WHAT YOU NEED TO DO
Repeat the material exactly as it appears.

PROVIDED INFORMATION
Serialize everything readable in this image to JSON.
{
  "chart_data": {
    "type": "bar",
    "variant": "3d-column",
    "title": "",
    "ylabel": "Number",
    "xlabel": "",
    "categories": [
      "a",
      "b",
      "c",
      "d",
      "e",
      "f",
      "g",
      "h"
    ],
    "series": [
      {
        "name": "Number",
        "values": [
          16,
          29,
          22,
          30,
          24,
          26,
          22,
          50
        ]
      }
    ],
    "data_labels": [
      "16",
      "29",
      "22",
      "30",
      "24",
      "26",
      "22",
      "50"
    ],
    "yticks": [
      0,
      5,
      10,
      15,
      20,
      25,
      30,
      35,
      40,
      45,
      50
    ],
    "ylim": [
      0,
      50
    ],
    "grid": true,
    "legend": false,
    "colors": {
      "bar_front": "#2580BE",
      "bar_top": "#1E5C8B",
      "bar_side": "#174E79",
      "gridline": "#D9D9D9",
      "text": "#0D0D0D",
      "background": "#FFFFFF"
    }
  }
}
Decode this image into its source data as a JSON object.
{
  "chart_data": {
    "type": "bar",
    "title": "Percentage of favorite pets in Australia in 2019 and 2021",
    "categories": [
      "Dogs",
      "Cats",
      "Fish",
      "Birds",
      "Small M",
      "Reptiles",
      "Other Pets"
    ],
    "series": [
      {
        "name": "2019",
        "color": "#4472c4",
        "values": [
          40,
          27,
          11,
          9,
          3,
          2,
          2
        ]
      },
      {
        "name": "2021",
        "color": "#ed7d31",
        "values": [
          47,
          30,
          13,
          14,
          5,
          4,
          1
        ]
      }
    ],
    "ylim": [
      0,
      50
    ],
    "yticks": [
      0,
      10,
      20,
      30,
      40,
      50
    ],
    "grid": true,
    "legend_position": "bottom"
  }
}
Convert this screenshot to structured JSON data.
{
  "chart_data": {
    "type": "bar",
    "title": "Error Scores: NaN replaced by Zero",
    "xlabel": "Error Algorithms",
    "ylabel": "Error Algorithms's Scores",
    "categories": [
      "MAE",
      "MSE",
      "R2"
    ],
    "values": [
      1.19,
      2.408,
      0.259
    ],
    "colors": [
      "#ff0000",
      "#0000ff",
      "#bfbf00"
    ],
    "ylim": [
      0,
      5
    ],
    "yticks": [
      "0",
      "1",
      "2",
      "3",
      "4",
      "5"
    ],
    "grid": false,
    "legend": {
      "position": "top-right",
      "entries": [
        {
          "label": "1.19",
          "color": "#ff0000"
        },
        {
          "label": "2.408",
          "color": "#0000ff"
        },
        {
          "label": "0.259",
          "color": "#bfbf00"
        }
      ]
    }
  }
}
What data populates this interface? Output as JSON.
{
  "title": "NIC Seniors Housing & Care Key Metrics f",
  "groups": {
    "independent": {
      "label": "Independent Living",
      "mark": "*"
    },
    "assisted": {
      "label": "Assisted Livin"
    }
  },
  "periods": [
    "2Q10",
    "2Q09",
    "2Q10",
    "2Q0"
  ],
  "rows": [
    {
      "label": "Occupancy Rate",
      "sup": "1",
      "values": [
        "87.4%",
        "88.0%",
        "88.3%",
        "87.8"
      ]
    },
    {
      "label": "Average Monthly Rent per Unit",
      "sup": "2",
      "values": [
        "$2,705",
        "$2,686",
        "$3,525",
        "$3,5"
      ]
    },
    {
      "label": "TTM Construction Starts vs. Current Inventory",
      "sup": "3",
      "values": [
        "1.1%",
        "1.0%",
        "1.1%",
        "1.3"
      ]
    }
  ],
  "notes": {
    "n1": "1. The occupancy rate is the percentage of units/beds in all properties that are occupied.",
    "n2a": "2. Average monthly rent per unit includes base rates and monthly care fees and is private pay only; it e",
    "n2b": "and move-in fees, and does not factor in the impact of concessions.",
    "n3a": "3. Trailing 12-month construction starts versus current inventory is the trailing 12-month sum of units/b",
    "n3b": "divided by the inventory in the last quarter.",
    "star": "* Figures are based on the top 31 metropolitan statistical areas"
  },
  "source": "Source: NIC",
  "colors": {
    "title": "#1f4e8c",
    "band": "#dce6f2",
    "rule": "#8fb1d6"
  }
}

FINISHED TASK
Serialize everything readable in this image to JSON.
{
  "chart_data": {
    "type": "bar",
    "variant": "3d-column",
    "title": "",
    "ylabel": "Number",
    "xlabel": "",
    "categories": [
      "a",
      "b",
      "c",
      "d",
      "e",
      "f",
      "g",
      "h"
    ],
    "series": [
      {
        "name": "Number",
        "values": [
          16,
          29,
          22,
          30,
          24,
          26,
          22,
          50
        ]
      }
    ],
    "data_labels": [
      "16",
      "29",
      "22",
      "30",
      "24",
      "26",
      "22",
      "50"
    ],
    "yticks": [
      0,
      5,
      10,
      15,
      20,
      25,
      30,
      35,
      40,
      45,
      50
    ],
    "ylim": [
      0,
      50
    ],
    "grid": true,
    "legend": false,
    "colors": {
      "bar_front": "#2580BE",
      "bar_top": "#1E5C8B",
      "bar_side": "#174E79",
      "gridline": "#D9D9D9",
      "text": "#0D0D0D",
      "background": "#FFFFFF"
    }
  }
}
Decode this image into its source data as a JSON object.
{
  "chart_data": {
    "type": "bar",
    "title": "Percentage of favorite pets in Australia in 2019 and 2021",
    "categories": [
      "Dogs",
      "Cats",
      "Fish",
      "Birds",
      "Small M",
      "Reptiles",
      "Other Pets"
    ],
    "series": [
      {
        "name": "2019",
        "color": "#4472c4",
        "values": [
          40,
          27,
          11,
          9,
          3,
          2,
          2
        ]
      },
      {
        "name": "2021",
        "color": "#ed7d31",
        "values": [
          47,
          30,
          13,
          14,
          5,
          4,
          1
        ]
      }
    ],
    "ylim": [
      0,
      50
    ],
    "yticks": [
      0,
      10,
      20,
      30,
      40,
      50
    ],
    "grid": true,
    "legend_position": "bottom"
  }
}
Convert this screenshot to structured JSON data.
{
  "chart_data": {
    "type": "bar",
    "title": "Error Scores: NaN replaced by Zero",
    "xlabel": "Error Algorithms",
    "ylabel": "Error Algorithms's Scores",
    "categories": [
      "MAE",
      "MSE",
      "R2"
    ],
    "values": [
      1.19,
      2.408,
      0.259
    ],
    "colors": [
      "#ff0000",
      "#0000ff",
      "#bfbf00"
    ],
    "ylim": [
      0,
      5
    ],
    "yticks": [
      "0",
      "1",
      "2",
      "3",
      "4",
      "5"
    ],
    "grid": false,
    "legend": {
      "position": "top-right",
      "entries": [
        {
          "label": "1.19",
          "color": "#ff0000"
        },
        {
          "label": "2.408",
          "color": "#0000ff"
        },
        {
          "label": "0.259",
          "color": "#bfbf00"
        }
      ]
    }
  }
}
What data populates this interface? Output as JSON.
{
  "title": "NIC Seniors Housing & Care Key Metrics f",
  "groups": {
    "independent": {
      "label": "Independent Living",
      "mark": "*"
    },
    "assisted": {
      "label": "Assisted Livin"
    }
  },
  "periods": [
    "2Q10",
    "2Q09",
    "2Q10",
    "2Q0"
  ],
  "rows": [
    {
      "label": "Occupancy Rate",
      "sup": "1",
      "values": [
        "87.4%",
        "88.0%",
        "88.3%",
        "87.8"
      ]
    },
    {
      "label": "Average Monthly Rent per Unit",
      "sup": "2",
      "values": [
        "$2,705",
        "$2,686",
        "$3,525",
        "$3,5"
      ]
    },
    {
      "label": "TTM Construction Starts vs. Current Inventory",
      "sup": "3",
      "values": [
        "1.1%",
        "1.0%",
        "1.1%",
        "1.3"
      ]
    }
  ],
  "notes": {
    "n1": "1. The occupancy rate is the percentage of units/beds in all properties that are occupied.",
    "n2a": "2. Average monthly rent per unit includes base rates and monthly care fees and is private pay only; it e",
    "n2b": "and move-in fees, and does not factor in the impact of concessions.",
    "n3a": "3. Trailing 12-month construction starts versus current inventory is the trailing 12-month sum of units/b",
    "n3b": "divided by the inventory in the last quarter.",
    "star": "* Figures are based on the top 31 metropolitan statistical areas"
  },
  "source": "Source: NIC",
  "colors": {
    "title": "#1f4e8c",
    "band": "#dce6f2",
    "rule": "#8fb1d6"
  }
}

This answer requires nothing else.